= Direction =
Extract every entry word for word. Skip the pictures.
------------------------------------------------
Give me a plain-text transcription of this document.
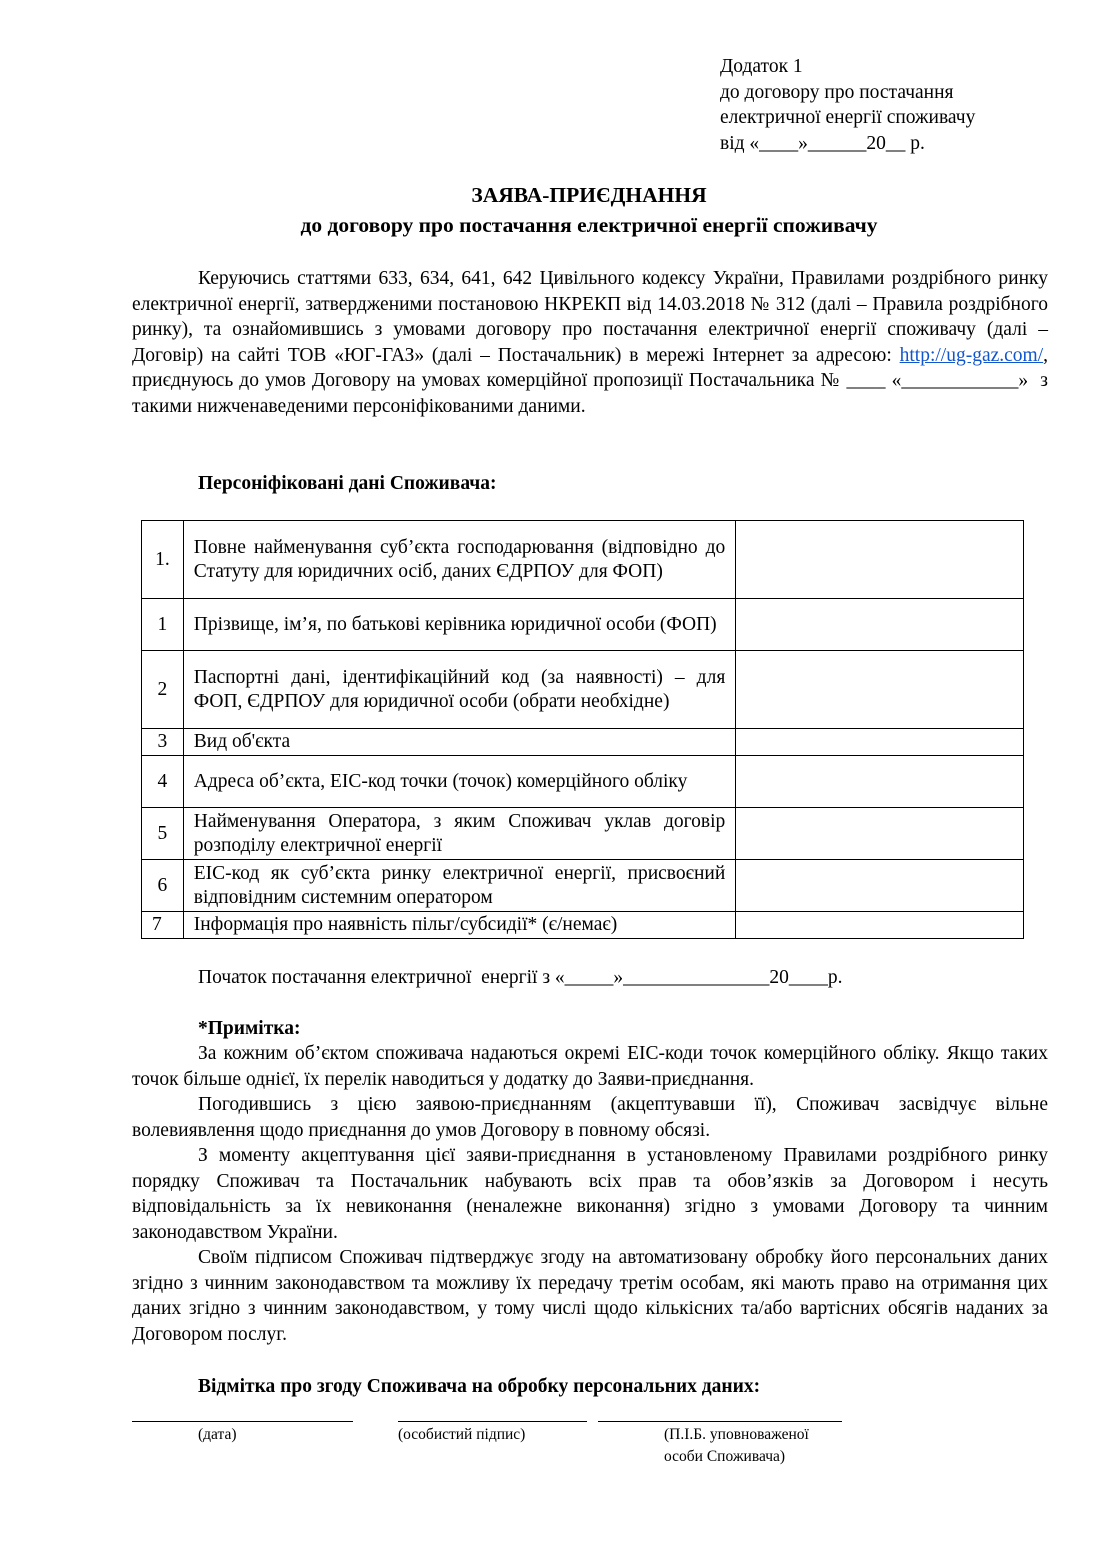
Додаток 1
до договору про постачання
електричної енергії споживачу
від «____»______20__ р.
ЗАЯВА-ПРИЄДНАННЯ
до договору про постачання електричної енергії споживачу
Керуючись статтями 633, 634, 641, 642 Цивільного кодексу України, Правилами роздрібного ринку електричної енергії, затвердженими постановою НКРЕКП від 14.03.2018 № 312 (далі – Правила роздрібного ринку), та ознайомившись з умовами договору про постачання електричної енергії споживачу (далі – Договір) на сайті ТОВ «ЮГ-ГАЗ» (далі – Постачальник) в мережі Інтернет за адресою: http://ug-gaz.com/, приєднуюсь до умов Договору на умовах комерційної пропозиції Постачальника № ____ «____________»  з такими нижченаведеними персоніфікованими даними.
Персоніфіковані дані Споживача:
1.	Повне найменування суб’єкта господарювання (відповідно до Статуту для юридичних осіб, даних ЄДРПОУ для ФОП)	
1	Прізвище, ім’я, по батькові керівника юридичної особи (ФОП)	
2	Паспортні дані, ідентифікаційний код (за наявності) – для ФОП, ЄДРПОУ для юридичної особи (обрати необхідне)	
3	Вид об'єкта	
4	Адреса об’єкта, ЕІС-код точки (точок) комерційного обліку	
5	Найменування Оператора, з яким Споживач уклав договір розподілу електричної енергії	
6	ЕІС-код як суб’єкта ринку електричної енергії, присвоєний відповідним системним оператором	
7	Інформація про наявність пільг/субсидії* (є/немає)	
Початок постачання електричної  енергії з «_____»_______________20____р.
*Примітка:

За кожним об’єктом споживача надаються окремі ЕІС-коди точок комерційного обліку. Якщо таких точок більше однієї, їх перелік наводиться у додатку до Заяви-приєднання.

Погодившись з цією заявою-приєднанням (акцептувавши її), Споживач засвідчує вільне волевиявлення щодо приєднання до умов Договору в повному обсязі.

З моменту акцептування цієї заяви-приєднання в установленому Правилами роздрібного ринку порядку Споживач та Постачальник набувають всіх прав та обов’язків за Договором і несуть відповідальність за їх невиконання (неналежне виконання) згідно з умовами Договору та чинним законодавством України.

Своїм підписом Споживач підтверджує згоду на автоматизовану обробку його персональних даних згідно з чинним законодавством та можливу їх передачу третім особам, які мають право на отримання цих даних згідно з чинним законодавством, у тому числі щодо кількісних та/або вартісних обсягів наданих за Договором послуг.

Відмітка про згоду Споживача на обробку персональних даних:
(дата)	(особистий підпис)	(П.І.Б. уповноваженої
особи Споживача)
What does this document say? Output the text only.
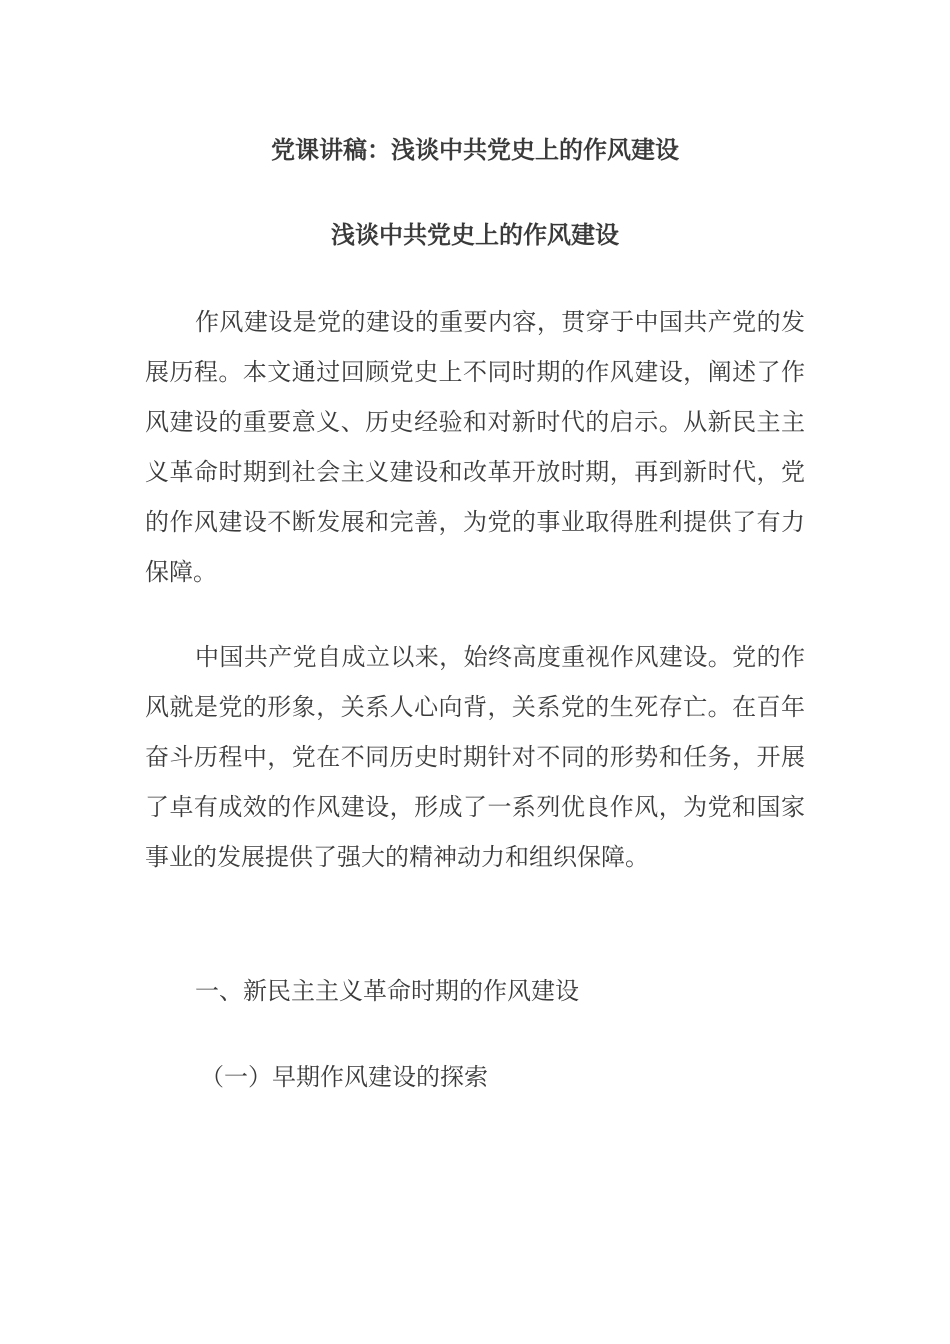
党课讲稿：浅谈中共党史上的作风建设
浅谈中共党史上的作风建设

作风建设是党的建设的重要内容，贯穿于中国共产党的发展历程。本文通过回顾党史上不同时期的作风建设，阐述了作风建设的重要意义、历史经验和对新时代的启示。从新民主主义革命时期到社会主义建设和改革开放时期，再到新时代，党的作风建设不断发展和完善，为党的事业取得胜利提供了有力保障。

中国共产党自成立以来，始终高度重视作风建设。党的作风就是党的形象，关系人心向背，关系党的生死存亡。在百年奋斗历程中，党在不同历史时期针对不同的形势和任务，开展了卓有成效的作风建设，形成了一系列优良作风，为党和国家事业的发展提供了强大的精神动力和组织保障。

一、新民主主义革命时期的作风建设

（一）早期作风建设的探索
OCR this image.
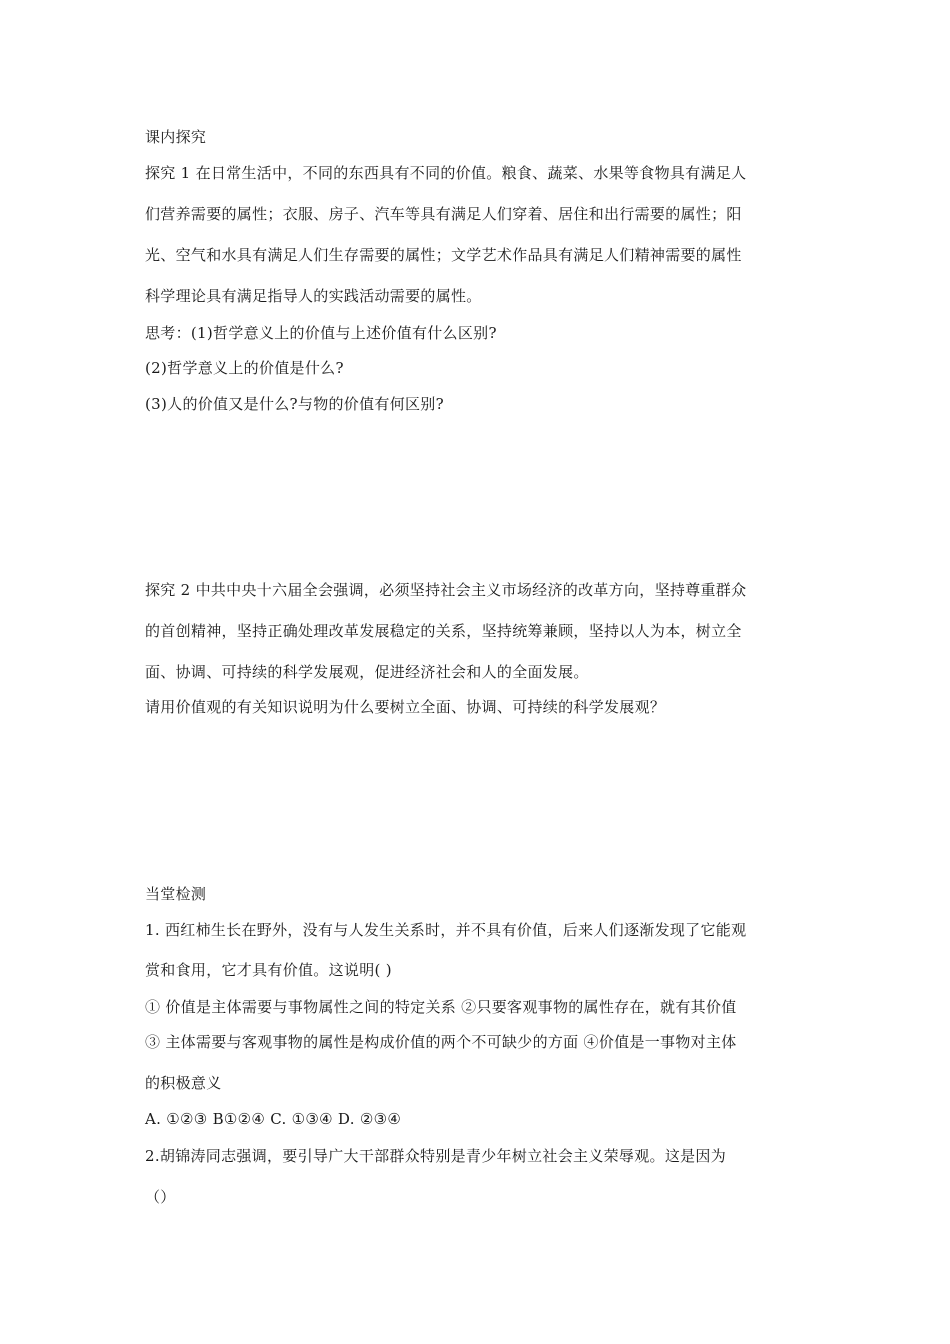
课内探究
探究 1 在日常生活中，不同的东西具有不同的价值。粮食、蔬菜、水果等食物具有满足人
们营养需要的属性；衣服、房子、汽车等具有满足人们穿着、居住和出行需要的属性；阳
光、空气和水具有满足人们生存需要的属性；文学艺术作品具有满足人们精神需要的属性
科学理论具有满足指导人的实践活动需要的属性。
思考：(1)哲学意义上的价值与上述价值有什么区别?
(2)哲学意义上的价值是什么?
(3)人的价值又是什么?与物的价值有何区别?
探究 2 中共中央十六届全会强调，必须坚持社会主义市场经济的改革方向，坚持尊重群众
的首创精神，坚持正确处理改革发展稳定的关系，坚持统筹兼顾，坚持以人为本，树立全
面、协调、可持续的科学发展观，促进经济社会和人的全面发展。
请用价值观的有关知识说明为什么要树立全面、协调、可持续的科学发展观？
当堂检测
1. 西红柿生长在野外，没有与人发生关系时，并不具有价值，后来人们逐渐发现了它能观
赏和食用，它才具有价值。这说明( )
① 价值是主体需要与事物属性之间的特定关系 ②只要客观事物的属性存在，就有其价值
③ 主体需要与客观事物的属性是构成价值的两个不可缺少的方面 ④价值是一事物对主体
的积极意义
A. ①②③ B①②④ C. ①③④ D. ②③④
2.胡锦涛同志强调，要引导广大干部群众特别是青少年树立社会主义荣辱观。这是因为
（）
------------------------------------------------
= The completed task =
Give me a plain-text transcription of this document.
Додаток 1
до договору про постачання
електричної енергії споживачу
від «____»______20__ р.
ЗАЯВА-ПРИЄДНАННЯ
до договору про постачання електричної енергії споживачу
Керуючись статтями 633, 634, 641, 642 Цивільного кодексу України, Правилами роздрібного ринку електричної енергії, затвердженими постановою НКРЕКП від 14.03.2018 № 312 (далі – Правила роздрібного ринку), та ознайомившись з умовами договору про постачання електричної енергії споживачу (далі – Договір) на сайті ТОВ «ЮГ-ГАЗ» (далі – Постачальник) в мережі Інтернет за адресою: http://ug-gaz.com/, приєднуюсь до умов Договору на умовах комерційної пропозиції Постачальника № ____ «____________»  з такими нижченаведеними персоніфікованими даними.
Персоніфіковані дані Споживача:
1.	Повне найменування суб’єкта господарювання (відповідно до Статуту для юридичних осіб, даних ЄДРПОУ для ФОП)	
1	Прізвище, ім’я, по батькові керівника юридичної особи (ФОП)	
2	Паспортні дані, ідентифікаційний код (за наявності) – для ФОП, ЄДРПОУ для юридичної особи (обрати необхідне)	
3	Вид об'єкта	
4	Адреса об’єкта, ЕІС-код точки (точок) комерційного обліку	
5	Найменування Оператора, з яким Споживач уклав договір розподілу електричної енергії	
6	ЕІС-код як суб’єкта ринку електричної енергії, присвоєний відповідним системним оператором	
7	Інформація про наявність пільг/субсидії* (є/немає)	
Початок постачання електричної  енергії з «_____»_______________20____р.
*Примітка:

За кожним об’єктом споживача надаються окремі ЕІС-коди точок комерційного обліку. Якщо таких точок більше однієї, їх перелік наводиться у додатку до Заяви-приєднання.

Погодившись з цією заявою-приєднанням (акцептувавши її), Споживач засвідчує вільне волевиявлення щодо приєднання до умов Договору в повному обсязі.

З моменту акцептування цієї заяви-приєднання в установленому Правилами роздрібного ринку порядку Споживач та Постачальник набувають всіх прав та обов’язків за Договором і несуть відповідальність за їх невиконання (неналежне виконання) згідно з умовами Договору та чинним законодавством України.

Своїм підписом Споживач підтверджує згоду на автоматизовану обробку його персональних даних згідно з чинним законодавством та можливу їх передачу третім особам, які мають право на отримання цих даних згідно з чинним законодавством, у тому числі щодо кількісних та/або вартісних обсягів наданих за Договором послуг.

Відмітка про згоду Споживача на обробку персональних даних:
(дата)	(особистий підпис)	(П.І.Б. уповноваженої
особи Споживача)
What does this document say? Output the text only.
党课讲稿：浅谈中共党史上的作风建设
浅谈中共党史上的作风建设

作风建设是党的建设的重要内容，贯穿于中国共产党的发展历程。本文通过回顾党史上不同时期的作风建设，阐述了作风建设的重要意义、历史经验和对新时代的启示。从新民主主义革命时期到社会主义建设和改革开放时期，再到新时代，党的作风建设不断发展和完善，为党的事业取得胜利提供了有力保障。

中国共产党自成立以来，始终高度重视作风建设。党的作风就是党的形象，关系人心向背，关系党的生死存亡。在百年奋斗历程中，党在不同历史时期针对不同的形势和任务，开展了卓有成效的作风建设，形成了一系列优良作风，为党和国家事业的发展提供了强大的精神动力和组织保障。

一、新民主主义革命时期的作风建设

（一）早期作风建设的探索
OCR this image.
课内探究
探究 1 在日常生活中，不同的东西具有不同的价值。粮食、蔬菜、水果等食物具有满足人
们营养需要的属性；衣服、房子、汽车等具有满足人们穿着、居住和出行需要的属性；阳
光、空气和水具有满足人们生存需要的属性；文学艺术作品具有满足人们精神需要的属性
科学理论具有满足指导人的实践活动需要的属性。
思考：(1)哲学意义上的价值与上述价值有什么区别?
(2)哲学意义上的价值是什么?
(3)人的价值又是什么?与物的价值有何区别?
探究 2 中共中央十六届全会强调，必须坚持社会主义市场经济的改革方向，坚持尊重群众
的首创精神，坚持正确处理改革发展稳定的关系，坚持统筹兼顾，坚持以人为本，树立全
面、协调、可持续的科学发展观，促进经济社会和人的全面发展。
请用价值观的有关知识说明为什么要树立全面、协调、可持续的科学发展观？
当堂检测
1. 西红柿生长在野外，没有与人发生关系时，并不具有价值，后来人们逐渐发现了它能观
赏和食用，它才具有价值。这说明( )
① 价值是主体需要与事物属性之间的特定关系 ②只要客观事物的属性存在，就有其价值
③ 主体需要与客观事物的属性是构成价值的两个不可缺少的方面 ④价值是一事物对主体
的积极意义
A. ①②③ B①②④ C. ①③④ D. ②③④
2.胡锦涛同志强调，要引导广大干部群众特别是青少年树立社会主义荣辱观。这是因为
（）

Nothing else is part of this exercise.